> Aim of the exercise
Print the data exactly as it is given, please.

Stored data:
-------------------------
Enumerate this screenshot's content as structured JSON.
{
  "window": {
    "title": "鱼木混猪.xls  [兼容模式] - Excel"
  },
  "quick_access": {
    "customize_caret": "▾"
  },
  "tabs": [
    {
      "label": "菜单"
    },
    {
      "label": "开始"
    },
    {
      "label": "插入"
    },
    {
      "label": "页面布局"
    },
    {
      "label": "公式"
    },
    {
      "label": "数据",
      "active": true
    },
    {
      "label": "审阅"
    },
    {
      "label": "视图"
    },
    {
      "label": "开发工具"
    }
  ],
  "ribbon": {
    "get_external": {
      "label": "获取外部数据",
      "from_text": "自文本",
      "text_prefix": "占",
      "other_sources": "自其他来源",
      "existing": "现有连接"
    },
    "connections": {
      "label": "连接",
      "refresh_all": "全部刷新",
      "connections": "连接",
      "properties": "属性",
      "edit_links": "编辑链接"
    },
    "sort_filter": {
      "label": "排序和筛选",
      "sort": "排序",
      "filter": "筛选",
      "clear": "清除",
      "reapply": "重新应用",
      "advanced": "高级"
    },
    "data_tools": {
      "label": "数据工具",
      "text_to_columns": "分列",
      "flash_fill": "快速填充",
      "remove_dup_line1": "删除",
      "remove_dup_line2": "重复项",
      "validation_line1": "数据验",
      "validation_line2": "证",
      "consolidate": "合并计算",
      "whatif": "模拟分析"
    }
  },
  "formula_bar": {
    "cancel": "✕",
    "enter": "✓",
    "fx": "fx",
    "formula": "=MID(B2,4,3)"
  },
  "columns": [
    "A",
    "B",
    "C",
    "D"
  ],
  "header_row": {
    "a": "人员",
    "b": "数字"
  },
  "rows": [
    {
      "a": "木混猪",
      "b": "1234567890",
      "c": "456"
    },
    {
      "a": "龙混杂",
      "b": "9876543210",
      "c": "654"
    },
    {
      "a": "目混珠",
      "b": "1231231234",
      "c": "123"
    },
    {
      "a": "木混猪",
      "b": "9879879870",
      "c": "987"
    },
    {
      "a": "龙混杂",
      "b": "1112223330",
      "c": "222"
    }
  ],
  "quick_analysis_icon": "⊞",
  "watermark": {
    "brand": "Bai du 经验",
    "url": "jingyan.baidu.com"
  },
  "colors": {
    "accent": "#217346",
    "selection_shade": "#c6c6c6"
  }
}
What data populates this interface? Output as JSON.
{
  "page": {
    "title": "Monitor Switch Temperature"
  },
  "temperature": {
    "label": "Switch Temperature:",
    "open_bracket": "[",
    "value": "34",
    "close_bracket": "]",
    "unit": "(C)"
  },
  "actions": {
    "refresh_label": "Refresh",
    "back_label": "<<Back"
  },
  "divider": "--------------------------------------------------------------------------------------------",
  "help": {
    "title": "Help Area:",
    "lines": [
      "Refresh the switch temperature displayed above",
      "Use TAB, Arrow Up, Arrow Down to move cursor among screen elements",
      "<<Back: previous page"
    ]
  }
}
-------------------------
> Right answer
Enumerate this screenshot's content as structured JSON.
{
  "window": {
    "title": "鱼木混猪.xls  [兼容模式] - Excel"
  },
  "quick_access": {
    "customize_caret": "▾"
  },
  "tabs": [
    {
      "label": "菜单"
    },
    {
      "label": "开始"
    },
    {
      "label": "插入"
    },
    {
      "label": "页面布局"
    },
    {
      "label": "公式"
    },
    {
      "label": "数据",
      "active": true
    },
    {
      "label": "审阅"
    },
    {
      "label": "视图"
    },
    {
      "label": "开发工具"
    }
  ],
  "ribbon": {
    "get_external": {
      "label": "获取外部数据",
      "from_text": "自文本",
      "text_prefix": "占",
      "other_sources": "自其他来源",
      "existing": "现有连接"
    },
    "connections": {
      "label": "连接",
      "refresh_all": "全部刷新",
      "connections": "连接",
      "properties": "属性",
      "edit_links": "编辑链接"
    },
    "sort_filter": {
      "label": "排序和筛选",
      "sort": "排序",
      "filter": "筛选",
      "clear": "清除",
      "reapply": "重新应用",
      "advanced": "高级"
    },
    "data_tools": {
      "label": "数据工具",
      "text_to_columns": "分列",
      "flash_fill": "快速填充",
      "remove_dup_line1": "删除",
      "remove_dup_line2": "重复项",
      "validation_line1": "数据验",
      "validation_line2": "证",
      "consolidate": "合并计算",
      "whatif": "模拟分析"
    }
  },
  "formula_bar": {
    "cancel": "✕",
    "enter": "✓",
    "fx": "fx",
    "formula": "=MID(B2,4,3)"
  },
  "columns": [
    "A",
    "B",
    "C",
    "D"
  ],
  "header_row": {
    "a": "人员",
    "b": "数字"
  },
  "rows": [
    {
      "a": "木混猪",
      "b": "1234567890",
      "c": "456"
    },
    {
      "a": "龙混杂",
      "b": "9876543210",
      "c": "654"
    },
    {
      "a": "目混珠",
      "b": "1231231234",
      "c": "123"
    },
    {
      "a": "木混猪",
      "b": "9879879870",
      "c": "987"
    },
    {
      "a": "龙混杂",
      "b": "1112223330",
      "c": "222"
    }
  ],
  "quick_analysis_icon": "⊞",
  "watermark": {
    "brand": "Bai du 经验",
    "url": "jingyan.baidu.com"
  },
  "colors": {
    "accent": "#217346",
    "selection_shade": "#c6c6c6"
  }
}
What data populates this interface? Output as JSON.
{
  "page": {
    "title": "Monitor Switch Temperature"
  },
  "temperature": {
    "label": "Switch Temperature:",
    "open_bracket": "[",
    "value": "34",
    "close_bracket": "]",
    "unit": "(C)"
  },
  "actions": {
    "refresh_label": "Refresh",
    "back_label": "<<Back"
  },
  "divider": "--------------------------------------------------------------------------------------------",
  "help": {
    "title": "Help Area:",
    "lines": [
      "Refresh the switch temperature displayed above",
      "Use TAB, Arrow Up, Arrow Down to move cursor among screen elements",
      "<<Back: previous page"
    ]
  }
}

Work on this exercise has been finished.